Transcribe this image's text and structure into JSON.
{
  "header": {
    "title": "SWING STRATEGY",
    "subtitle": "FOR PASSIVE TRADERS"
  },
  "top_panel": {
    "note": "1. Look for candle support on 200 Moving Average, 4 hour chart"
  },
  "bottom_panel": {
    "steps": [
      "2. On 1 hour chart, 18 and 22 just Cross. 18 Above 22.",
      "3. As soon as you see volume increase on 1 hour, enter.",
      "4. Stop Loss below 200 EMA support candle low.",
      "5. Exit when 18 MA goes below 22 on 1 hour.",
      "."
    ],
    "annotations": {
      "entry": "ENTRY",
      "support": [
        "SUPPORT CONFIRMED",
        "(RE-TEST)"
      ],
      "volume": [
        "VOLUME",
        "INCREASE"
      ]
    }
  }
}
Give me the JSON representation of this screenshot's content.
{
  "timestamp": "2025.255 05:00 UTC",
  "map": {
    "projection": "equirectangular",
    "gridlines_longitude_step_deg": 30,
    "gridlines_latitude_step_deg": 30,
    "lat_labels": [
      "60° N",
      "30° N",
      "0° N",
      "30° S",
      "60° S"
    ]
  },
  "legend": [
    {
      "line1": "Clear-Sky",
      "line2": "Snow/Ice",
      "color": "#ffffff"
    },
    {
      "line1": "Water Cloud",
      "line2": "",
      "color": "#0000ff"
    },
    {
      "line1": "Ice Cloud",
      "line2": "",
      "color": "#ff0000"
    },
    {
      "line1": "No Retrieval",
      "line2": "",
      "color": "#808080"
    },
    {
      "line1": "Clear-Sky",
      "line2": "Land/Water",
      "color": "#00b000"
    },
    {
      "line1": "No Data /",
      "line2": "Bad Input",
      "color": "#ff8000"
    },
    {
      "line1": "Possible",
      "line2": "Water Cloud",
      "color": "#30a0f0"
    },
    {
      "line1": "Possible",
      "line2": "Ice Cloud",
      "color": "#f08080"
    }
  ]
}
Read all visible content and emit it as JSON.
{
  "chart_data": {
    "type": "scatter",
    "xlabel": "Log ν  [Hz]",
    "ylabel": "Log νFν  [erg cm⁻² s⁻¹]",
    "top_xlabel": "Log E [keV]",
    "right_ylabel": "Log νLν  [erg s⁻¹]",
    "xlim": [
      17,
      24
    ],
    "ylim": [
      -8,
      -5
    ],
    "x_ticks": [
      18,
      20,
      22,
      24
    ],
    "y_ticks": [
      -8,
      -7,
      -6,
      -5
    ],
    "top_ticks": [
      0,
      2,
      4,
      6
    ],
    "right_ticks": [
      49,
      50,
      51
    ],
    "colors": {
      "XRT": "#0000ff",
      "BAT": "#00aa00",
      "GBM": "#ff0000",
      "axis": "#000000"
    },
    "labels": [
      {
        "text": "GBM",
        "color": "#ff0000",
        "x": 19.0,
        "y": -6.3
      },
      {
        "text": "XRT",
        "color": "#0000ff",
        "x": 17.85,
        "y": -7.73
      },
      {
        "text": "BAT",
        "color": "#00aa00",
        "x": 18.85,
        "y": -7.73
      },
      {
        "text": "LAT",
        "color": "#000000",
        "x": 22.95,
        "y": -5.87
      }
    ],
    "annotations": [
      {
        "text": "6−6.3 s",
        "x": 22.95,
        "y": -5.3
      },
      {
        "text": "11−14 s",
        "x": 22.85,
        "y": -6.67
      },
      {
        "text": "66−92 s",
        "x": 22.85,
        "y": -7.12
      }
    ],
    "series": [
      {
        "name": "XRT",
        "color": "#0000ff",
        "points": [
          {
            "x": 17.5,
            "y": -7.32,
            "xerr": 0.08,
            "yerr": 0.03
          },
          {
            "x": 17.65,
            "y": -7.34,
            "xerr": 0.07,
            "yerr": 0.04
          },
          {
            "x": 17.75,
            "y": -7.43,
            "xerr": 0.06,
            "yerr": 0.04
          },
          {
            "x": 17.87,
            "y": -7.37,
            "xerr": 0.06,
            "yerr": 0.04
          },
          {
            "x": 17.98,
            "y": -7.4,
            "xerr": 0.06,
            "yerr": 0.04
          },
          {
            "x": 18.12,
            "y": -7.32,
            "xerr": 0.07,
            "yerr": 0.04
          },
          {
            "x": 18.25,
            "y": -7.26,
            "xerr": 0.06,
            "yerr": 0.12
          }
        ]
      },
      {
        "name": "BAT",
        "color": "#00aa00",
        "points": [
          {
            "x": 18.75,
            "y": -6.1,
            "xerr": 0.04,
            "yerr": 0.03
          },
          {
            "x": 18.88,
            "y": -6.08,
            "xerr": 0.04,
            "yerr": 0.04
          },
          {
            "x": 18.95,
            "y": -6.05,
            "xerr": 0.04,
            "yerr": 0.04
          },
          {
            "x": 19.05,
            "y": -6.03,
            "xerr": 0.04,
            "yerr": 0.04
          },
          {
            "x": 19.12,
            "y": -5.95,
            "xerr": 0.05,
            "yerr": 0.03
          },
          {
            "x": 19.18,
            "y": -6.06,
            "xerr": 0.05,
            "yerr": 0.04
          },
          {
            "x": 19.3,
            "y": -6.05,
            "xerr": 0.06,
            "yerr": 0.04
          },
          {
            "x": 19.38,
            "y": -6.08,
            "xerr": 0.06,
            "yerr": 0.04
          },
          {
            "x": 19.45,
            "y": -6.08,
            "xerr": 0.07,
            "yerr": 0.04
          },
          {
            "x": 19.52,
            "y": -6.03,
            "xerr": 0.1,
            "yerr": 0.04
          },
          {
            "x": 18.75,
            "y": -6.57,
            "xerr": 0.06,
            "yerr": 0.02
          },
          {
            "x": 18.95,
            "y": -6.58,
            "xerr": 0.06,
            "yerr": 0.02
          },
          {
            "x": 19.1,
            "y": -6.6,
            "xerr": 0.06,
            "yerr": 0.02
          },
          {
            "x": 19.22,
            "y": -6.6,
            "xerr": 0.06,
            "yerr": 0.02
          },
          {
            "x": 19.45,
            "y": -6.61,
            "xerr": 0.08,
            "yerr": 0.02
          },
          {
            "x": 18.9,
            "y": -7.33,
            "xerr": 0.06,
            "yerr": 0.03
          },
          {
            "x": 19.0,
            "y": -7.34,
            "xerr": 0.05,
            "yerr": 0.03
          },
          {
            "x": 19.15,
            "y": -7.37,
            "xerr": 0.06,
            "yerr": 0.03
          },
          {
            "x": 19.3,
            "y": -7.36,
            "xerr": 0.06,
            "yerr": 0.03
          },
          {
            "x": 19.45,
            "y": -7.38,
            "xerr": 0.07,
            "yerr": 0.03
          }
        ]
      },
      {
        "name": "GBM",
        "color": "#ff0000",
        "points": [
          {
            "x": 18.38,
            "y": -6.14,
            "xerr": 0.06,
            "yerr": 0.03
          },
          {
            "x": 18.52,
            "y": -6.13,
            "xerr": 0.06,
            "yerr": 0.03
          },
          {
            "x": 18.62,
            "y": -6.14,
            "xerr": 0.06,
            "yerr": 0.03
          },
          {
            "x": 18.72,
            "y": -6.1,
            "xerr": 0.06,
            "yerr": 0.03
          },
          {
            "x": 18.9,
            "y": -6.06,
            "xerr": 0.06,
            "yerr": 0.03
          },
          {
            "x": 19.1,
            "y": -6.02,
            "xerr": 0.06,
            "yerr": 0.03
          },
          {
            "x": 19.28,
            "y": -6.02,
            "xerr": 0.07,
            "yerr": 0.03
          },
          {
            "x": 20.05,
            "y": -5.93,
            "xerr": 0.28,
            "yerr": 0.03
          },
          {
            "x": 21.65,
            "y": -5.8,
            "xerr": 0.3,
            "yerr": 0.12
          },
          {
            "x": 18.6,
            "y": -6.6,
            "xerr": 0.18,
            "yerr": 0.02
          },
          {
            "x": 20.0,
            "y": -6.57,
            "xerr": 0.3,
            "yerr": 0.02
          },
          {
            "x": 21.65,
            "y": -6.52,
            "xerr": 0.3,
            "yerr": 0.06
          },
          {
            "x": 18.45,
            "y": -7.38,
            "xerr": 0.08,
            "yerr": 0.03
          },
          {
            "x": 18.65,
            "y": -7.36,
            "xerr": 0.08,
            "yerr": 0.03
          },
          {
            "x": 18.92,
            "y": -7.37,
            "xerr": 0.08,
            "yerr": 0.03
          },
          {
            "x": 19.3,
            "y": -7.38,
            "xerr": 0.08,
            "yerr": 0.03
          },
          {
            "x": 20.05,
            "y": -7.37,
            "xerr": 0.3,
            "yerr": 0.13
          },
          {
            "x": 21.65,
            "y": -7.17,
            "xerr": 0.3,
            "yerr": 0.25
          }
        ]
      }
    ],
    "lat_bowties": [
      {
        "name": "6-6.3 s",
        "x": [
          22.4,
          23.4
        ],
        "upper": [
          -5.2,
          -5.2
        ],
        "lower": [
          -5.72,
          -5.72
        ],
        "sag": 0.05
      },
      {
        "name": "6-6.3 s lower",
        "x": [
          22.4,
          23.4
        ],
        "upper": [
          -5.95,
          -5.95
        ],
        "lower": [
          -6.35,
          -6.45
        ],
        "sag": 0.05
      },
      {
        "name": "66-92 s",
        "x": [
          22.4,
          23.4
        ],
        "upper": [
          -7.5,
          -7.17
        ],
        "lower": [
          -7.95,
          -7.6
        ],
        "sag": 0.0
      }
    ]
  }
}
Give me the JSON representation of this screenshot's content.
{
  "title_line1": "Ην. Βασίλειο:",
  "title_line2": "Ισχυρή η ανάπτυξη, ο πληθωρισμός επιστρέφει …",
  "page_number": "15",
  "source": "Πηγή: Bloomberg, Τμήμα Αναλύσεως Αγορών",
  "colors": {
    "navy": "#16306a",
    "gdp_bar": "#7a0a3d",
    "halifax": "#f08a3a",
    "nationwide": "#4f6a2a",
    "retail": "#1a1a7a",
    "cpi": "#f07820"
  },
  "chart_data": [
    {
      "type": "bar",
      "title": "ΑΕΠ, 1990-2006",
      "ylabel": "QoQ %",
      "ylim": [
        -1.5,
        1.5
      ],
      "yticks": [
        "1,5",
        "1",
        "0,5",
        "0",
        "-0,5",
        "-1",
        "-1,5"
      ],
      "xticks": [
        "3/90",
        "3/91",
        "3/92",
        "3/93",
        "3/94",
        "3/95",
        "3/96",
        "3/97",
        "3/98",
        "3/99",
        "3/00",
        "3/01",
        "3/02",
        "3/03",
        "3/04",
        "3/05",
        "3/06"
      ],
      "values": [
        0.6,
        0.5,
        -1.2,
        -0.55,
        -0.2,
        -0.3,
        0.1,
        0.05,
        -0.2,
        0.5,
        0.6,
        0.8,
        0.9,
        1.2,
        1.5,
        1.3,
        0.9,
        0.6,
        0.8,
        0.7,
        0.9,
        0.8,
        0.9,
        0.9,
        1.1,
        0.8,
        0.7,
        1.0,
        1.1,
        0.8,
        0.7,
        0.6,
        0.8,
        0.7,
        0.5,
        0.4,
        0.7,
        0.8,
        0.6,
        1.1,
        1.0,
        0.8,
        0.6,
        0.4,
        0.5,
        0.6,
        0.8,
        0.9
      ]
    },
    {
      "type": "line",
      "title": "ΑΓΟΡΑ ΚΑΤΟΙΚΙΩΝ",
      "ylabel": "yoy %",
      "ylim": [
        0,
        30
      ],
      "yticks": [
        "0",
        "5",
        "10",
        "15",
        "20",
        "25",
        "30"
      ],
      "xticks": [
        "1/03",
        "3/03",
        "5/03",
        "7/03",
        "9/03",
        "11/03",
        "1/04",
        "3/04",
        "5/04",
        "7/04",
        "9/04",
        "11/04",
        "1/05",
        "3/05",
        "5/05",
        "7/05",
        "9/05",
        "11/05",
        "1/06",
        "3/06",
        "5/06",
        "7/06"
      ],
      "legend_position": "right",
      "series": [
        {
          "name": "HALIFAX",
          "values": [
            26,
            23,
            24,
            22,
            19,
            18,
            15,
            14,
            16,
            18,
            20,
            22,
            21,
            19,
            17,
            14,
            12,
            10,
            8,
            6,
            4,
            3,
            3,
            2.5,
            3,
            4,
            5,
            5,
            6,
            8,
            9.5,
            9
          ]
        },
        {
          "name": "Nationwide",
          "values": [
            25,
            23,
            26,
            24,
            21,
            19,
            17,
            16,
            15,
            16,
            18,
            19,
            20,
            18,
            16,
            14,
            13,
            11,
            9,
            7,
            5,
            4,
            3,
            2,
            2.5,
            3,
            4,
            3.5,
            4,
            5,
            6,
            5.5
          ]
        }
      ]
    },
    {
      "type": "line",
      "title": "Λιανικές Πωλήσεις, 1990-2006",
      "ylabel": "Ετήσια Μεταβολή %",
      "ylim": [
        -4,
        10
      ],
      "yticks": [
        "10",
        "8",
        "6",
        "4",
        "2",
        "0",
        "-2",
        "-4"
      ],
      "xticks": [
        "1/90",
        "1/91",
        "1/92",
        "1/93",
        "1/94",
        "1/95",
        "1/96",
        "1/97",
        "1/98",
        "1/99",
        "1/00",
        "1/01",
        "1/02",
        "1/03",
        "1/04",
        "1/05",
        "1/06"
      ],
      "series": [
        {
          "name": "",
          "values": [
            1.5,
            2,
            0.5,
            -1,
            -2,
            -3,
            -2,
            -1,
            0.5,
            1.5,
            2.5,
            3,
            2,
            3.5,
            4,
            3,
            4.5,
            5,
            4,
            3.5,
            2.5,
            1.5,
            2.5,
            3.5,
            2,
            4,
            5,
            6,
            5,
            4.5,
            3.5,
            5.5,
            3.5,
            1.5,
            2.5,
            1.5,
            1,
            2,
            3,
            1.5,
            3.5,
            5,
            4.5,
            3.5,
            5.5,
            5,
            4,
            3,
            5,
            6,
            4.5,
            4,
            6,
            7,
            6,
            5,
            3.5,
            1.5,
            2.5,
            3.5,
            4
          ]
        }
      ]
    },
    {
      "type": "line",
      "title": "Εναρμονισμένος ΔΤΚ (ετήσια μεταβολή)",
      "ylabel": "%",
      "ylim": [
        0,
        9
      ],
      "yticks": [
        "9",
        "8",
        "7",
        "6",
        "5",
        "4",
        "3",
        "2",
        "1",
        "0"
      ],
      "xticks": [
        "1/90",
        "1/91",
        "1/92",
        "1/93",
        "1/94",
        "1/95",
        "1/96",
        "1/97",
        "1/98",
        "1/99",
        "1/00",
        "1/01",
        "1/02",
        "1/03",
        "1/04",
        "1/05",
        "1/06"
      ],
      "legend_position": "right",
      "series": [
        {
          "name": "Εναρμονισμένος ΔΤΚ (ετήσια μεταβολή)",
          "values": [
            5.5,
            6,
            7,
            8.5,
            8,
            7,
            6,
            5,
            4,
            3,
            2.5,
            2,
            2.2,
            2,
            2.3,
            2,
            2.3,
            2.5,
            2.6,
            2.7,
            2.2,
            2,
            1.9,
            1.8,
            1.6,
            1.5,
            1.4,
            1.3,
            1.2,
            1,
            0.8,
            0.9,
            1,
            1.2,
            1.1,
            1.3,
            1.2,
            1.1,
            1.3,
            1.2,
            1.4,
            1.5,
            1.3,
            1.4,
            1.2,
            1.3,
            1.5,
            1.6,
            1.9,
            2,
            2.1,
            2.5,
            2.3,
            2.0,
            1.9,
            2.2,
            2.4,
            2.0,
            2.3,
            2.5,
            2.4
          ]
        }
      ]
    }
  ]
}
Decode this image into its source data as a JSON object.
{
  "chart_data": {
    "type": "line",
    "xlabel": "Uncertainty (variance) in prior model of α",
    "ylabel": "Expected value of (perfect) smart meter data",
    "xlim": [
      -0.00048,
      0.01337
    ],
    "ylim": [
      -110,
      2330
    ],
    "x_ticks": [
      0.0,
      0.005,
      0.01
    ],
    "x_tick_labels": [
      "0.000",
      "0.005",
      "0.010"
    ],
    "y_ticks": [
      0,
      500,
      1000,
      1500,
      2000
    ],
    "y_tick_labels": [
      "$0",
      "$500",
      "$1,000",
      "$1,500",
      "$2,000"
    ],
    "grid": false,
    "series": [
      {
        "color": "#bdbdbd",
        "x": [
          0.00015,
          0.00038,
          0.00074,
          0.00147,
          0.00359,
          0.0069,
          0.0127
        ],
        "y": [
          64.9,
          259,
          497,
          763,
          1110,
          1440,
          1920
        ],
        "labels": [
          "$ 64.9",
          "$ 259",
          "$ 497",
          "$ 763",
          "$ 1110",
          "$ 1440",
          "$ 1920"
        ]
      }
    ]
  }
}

++++

Go through the data above and find the lines with the word "Water". Copy each of those lines.

      "line1": "Water Cloud",
      "line2": "Land/Water",
      "line2": "Water Cloud",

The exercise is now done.